## SET PROBLEM
Repeat each record exactly as written, and drop any images.

## Stored data
────────

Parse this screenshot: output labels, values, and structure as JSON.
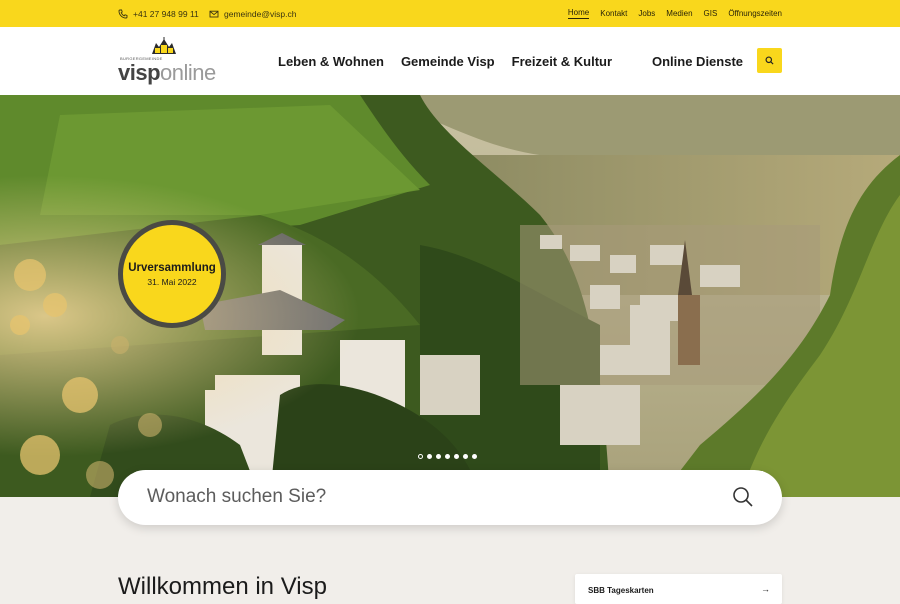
{
  "topbar": {
    "phone": "+41 27 948 99 11",
    "email": "gemeinde@visp.ch",
    "links": [
      "Home",
      "Kontakt",
      "Jobs",
      "Medien",
      "GIS",
      "Öffnungszeiten"
    ],
    "active_link": "Home",
    "bg_color": "#f9d71c"
  },
  "logo": {
    "tagline": "BURGERGEMEINDE",
    "word_a": "visp",
    "word_b": "online"
  },
  "nav": {
    "items": [
      "Leben & Wohnen",
      "Gemeinde Visp",
      "Freizeit & Kultur"
    ],
    "online": "Online Dienste",
    "search_icon": "search-icon"
  },
  "hero": {
    "badge_title": "Urversammlung",
    "badge_date": "31. Mai 2022",
    "prev_icon": "arrow-left-icon",
    "next_icon": "arrow-right-icon",
    "prev_glyph": "←",
    "next_glyph": "→",
    "slide_count": 7,
    "active_slide": 1
  },
  "search": {
    "placeholder": "Wonach suchen Sie?",
    "icon": "search-icon"
  },
  "content": {
    "welcome": "Willkommen in Visp",
    "sbb_label": "SBB Tageskarten",
    "sbb_arrow": "→"
  }
}
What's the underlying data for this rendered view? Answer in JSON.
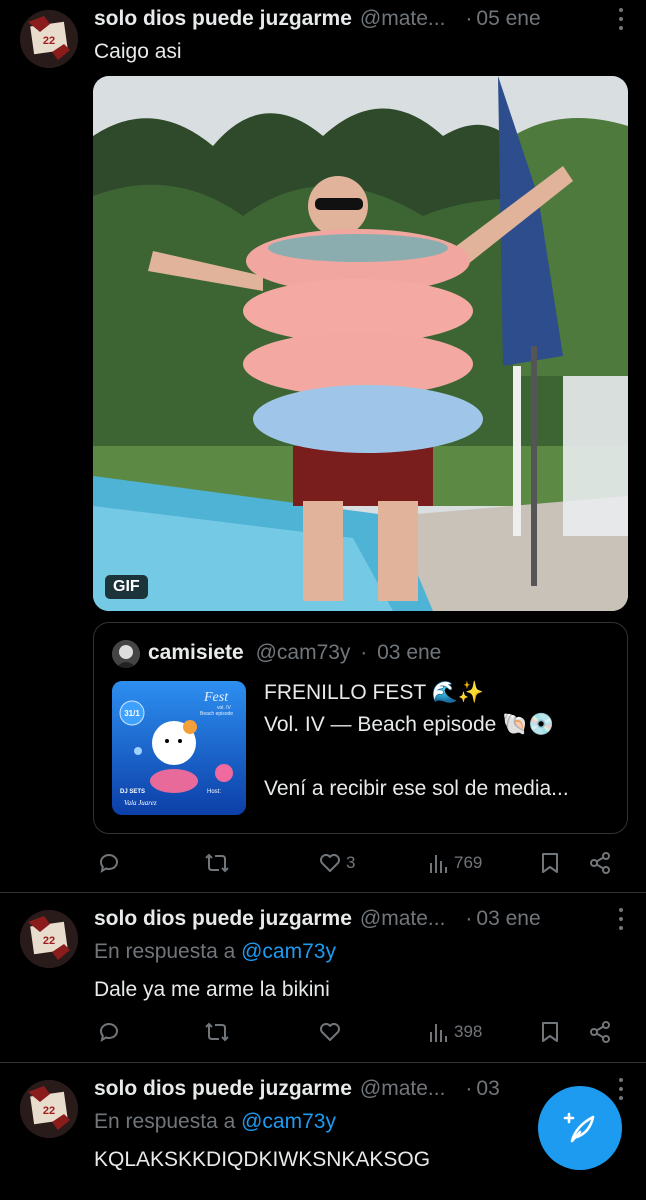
{
  "tweets": [
    {
      "name": "solo dios puede juzgarme",
      "handle": "@mate...",
      "sep": "·",
      "date": "05 ene",
      "text": "Caigo asi",
      "gif_badge": "GIF",
      "quote": {
        "name": "camisiete",
        "handle": "@cam73y",
        "sep": "·",
        "date": "03 ene",
        "line1": "FRENILLO FEST 🌊✨",
        "line2": "Vol. IV — Beach episode 🐚💿",
        "line3": "Vení a recibir ese sol de media...",
        "thumb_texts": [
          "Fest",
          "vol. IV",
          "Beach episode",
          "31/1",
          "DJ SETS",
          "Vala Juarez",
          "Host:"
        ]
      },
      "stats": {
        "replies": "",
        "retweets": "",
        "likes": "3",
        "views": "769"
      }
    },
    {
      "name": "solo dios puede juzgarme",
      "handle": "@mate...",
      "sep": "·",
      "date": "03 ene",
      "reply_prefix": "En respuesta a",
      "reply_mention": "@cam73y",
      "text": "Dale ya me arme la bikini",
      "stats": {
        "replies": "",
        "retweets": "",
        "likes": "",
        "views": "398"
      }
    },
    {
      "name": "solo dios puede juzgarme",
      "handle": "@mate...",
      "sep": "·",
      "date": "03",
      "reply_prefix": "En respuesta a",
      "reply_mention": "@cam73y",
      "text": "KQLAKSKKDIQDKIWKSNKAKSOG"
    }
  ],
  "colors": {
    "accent": "#1d9bf0",
    "muted": "#71767b",
    "text": "#e7e9ea",
    "divider": "#2f3336"
  },
  "icons": [
    "reply-icon",
    "retweet-icon",
    "like-icon",
    "views-icon",
    "bookmark-icon",
    "share-icon",
    "more-icon",
    "compose-icon"
  ]
}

────────

## SOLUTION TO THIS TASK
Parse this screenshot: output labels, values, and structure as JSON.
{
  "topbar": {
    "phone": "+41 27 948 99 11",
    "email": "gemeinde@visp.ch",
    "links": [
      "Home",
      "Kontakt",
      "Jobs",
      "Medien",
      "GIS",
      "Öffnungszeiten"
    ],
    "active_link": "Home",
    "bg_color": "#f9d71c"
  },
  "logo": {
    "tagline": "BURGERGEMEINDE",
    "word_a": "visp",
    "word_b": "online"
  },
  "nav": {
    "items": [
      "Leben & Wohnen",
      "Gemeinde Visp",
      "Freizeit & Kultur"
    ],
    "online": "Online Dienste",
    "search_icon": "search-icon"
  },
  "hero": {
    "badge_title": "Urversammlung",
    "badge_date": "31. Mai 2022",
    "prev_icon": "arrow-left-icon",
    "next_icon": "arrow-right-icon",
    "prev_glyph": "←",
    "next_glyph": "→",
    "slide_count": 7,
    "active_slide": 1
  },
  "search": {
    "placeholder": "Wonach suchen Sie?",
    "icon": "search-icon"
  },
  "content": {
    "welcome": "Willkommen in Visp",
    "sbb_label": "SBB Tageskarten",
    "sbb_arrow": "→"
  }
}
What's the underlying data for this rendered view? Answer in JSON.
{
  "tweets": [
    {
      "name": "solo dios puede juzgarme",
      "handle": "@mate...",
      "sep": "·",
      "date": "05 ene",
      "text": "Caigo asi",
      "gif_badge": "GIF",
      "quote": {
        "name": "camisiete",
        "handle": "@cam73y",
        "sep": "·",
        "date": "03 ene",
        "line1": "FRENILLO FEST 🌊✨",
        "line2": "Vol. IV — Beach episode 🐚💿",
        "line3": "Vení a recibir ese sol de media...",
        "thumb_texts": [
          "Fest",
          "vol. IV",
          "Beach episode",
          "31/1",
          "DJ SETS",
          "Vala Juarez",
          "Host:"
        ]
      },
      "stats": {
        "replies": "",
        "retweets": "",
        "likes": "3",
        "views": "769"
      }
    },
    {
      "name": "solo dios puede juzgarme",
      "handle": "@mate...",
      "sep": "·",
      "date": "03 ene",
      "reply_prefix": "En respuesta a",
      "reply_mention": "@cam73y",
      "text": "Dale ya me arme la bikini",
      "stats": {
        "replies": "",
        "retweets": "",
        "likes": "",
        "views": "398"
      }
    },
    {
      "name": "solo dios puede juzgarme",
      "handle": "@mate...",
      "sep": "·",
      "date": "03",
      "reply_prefix": "En respuesta a",
      "reply_mention": "@cam73y",
      "text": "KQLAKSKKDIQDKIWKSNKAKSOG"
    }
  ],
  "colors": {
    "accent": "#1d9bf0",
    "muted": "#71767b",
    "text": "#e7e9ea",
    "divider": "#2f3336"
  },
  "icons": [
    "reply-icon",
    "retweet-icon",
    "like-icon",
    "views-icon",
    "bookmark-icon",
    "share-icon",
    "more-icon",
    "compose-icon"
  ]
}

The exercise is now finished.